Every line with the string "pads" should be gathered.
==*==
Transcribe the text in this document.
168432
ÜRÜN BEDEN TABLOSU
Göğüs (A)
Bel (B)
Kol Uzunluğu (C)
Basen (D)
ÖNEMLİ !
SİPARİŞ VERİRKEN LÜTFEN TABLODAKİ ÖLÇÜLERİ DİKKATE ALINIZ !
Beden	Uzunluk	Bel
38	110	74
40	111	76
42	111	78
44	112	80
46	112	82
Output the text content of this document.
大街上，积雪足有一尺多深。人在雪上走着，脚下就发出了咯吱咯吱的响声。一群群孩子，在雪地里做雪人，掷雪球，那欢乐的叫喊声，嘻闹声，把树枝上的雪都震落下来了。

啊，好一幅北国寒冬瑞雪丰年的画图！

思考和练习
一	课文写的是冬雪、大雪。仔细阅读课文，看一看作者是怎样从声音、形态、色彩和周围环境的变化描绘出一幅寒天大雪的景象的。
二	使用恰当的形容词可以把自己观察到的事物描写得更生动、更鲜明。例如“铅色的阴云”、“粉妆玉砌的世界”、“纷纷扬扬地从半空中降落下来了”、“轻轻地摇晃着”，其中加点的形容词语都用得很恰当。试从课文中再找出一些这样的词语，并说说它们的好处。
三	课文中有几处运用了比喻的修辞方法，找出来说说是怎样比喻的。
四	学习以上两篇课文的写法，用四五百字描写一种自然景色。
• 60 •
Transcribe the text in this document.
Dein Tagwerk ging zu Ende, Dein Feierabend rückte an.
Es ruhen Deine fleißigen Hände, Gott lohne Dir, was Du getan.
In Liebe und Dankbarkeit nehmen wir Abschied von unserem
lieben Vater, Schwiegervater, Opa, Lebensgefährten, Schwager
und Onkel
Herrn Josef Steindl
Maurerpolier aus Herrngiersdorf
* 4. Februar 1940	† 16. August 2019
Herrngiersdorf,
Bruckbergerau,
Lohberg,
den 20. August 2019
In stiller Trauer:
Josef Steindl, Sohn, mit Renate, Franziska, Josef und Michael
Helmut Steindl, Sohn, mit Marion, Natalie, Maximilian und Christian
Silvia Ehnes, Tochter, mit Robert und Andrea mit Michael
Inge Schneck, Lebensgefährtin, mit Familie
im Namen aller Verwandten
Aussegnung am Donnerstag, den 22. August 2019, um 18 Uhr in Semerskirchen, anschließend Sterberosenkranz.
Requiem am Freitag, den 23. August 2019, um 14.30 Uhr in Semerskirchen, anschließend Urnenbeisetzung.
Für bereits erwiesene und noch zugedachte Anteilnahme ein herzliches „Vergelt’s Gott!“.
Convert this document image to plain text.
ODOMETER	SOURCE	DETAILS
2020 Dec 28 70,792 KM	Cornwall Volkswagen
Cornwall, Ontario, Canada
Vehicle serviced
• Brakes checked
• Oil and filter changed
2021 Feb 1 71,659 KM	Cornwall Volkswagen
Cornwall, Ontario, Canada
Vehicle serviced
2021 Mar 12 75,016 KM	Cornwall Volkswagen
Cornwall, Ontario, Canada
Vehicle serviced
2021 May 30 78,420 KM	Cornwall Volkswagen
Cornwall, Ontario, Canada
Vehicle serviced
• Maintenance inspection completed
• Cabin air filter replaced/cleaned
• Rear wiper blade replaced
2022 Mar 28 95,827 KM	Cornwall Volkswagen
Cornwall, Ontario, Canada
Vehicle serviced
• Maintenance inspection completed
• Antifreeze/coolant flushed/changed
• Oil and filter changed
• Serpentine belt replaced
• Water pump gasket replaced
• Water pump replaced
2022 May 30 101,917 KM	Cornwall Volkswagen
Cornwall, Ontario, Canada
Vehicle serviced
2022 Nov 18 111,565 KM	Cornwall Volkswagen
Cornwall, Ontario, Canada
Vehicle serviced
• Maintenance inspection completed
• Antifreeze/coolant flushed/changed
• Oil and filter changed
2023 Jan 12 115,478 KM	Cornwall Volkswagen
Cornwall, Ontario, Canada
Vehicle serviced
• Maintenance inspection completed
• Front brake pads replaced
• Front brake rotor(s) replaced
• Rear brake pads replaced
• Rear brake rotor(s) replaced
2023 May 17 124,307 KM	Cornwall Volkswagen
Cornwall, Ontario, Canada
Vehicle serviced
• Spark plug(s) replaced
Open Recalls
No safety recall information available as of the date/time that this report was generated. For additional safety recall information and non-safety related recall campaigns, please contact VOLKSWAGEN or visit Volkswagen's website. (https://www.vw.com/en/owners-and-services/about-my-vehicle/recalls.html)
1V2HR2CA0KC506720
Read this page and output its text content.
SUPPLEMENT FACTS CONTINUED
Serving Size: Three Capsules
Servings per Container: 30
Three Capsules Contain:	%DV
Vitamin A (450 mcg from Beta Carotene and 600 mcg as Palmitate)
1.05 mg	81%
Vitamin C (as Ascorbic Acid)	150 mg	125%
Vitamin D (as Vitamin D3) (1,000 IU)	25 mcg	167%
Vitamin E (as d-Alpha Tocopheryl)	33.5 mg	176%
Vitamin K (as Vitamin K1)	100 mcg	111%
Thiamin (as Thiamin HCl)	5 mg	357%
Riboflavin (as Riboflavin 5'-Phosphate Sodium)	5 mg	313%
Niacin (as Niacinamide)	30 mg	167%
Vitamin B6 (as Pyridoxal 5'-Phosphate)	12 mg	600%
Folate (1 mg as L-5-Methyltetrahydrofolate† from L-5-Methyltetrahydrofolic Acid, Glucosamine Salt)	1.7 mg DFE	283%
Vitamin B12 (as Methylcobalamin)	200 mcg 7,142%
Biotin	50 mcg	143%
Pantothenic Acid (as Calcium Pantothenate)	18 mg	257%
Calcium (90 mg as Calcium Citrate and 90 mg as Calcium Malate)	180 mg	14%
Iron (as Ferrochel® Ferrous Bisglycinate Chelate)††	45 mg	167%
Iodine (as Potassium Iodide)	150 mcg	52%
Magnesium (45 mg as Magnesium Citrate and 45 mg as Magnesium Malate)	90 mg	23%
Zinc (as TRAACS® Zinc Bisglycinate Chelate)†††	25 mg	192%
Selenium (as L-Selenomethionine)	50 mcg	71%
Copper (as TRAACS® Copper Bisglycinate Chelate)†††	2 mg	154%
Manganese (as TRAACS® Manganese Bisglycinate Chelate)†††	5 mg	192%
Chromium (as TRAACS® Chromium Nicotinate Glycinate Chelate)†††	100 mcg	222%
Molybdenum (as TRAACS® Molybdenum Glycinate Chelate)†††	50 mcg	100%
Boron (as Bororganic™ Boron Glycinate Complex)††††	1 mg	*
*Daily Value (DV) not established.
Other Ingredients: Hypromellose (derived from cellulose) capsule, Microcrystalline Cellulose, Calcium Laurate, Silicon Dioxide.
==*==
#### [TASK RESPONSE]
• Front brake pads replaced
• Rear brake pads replaced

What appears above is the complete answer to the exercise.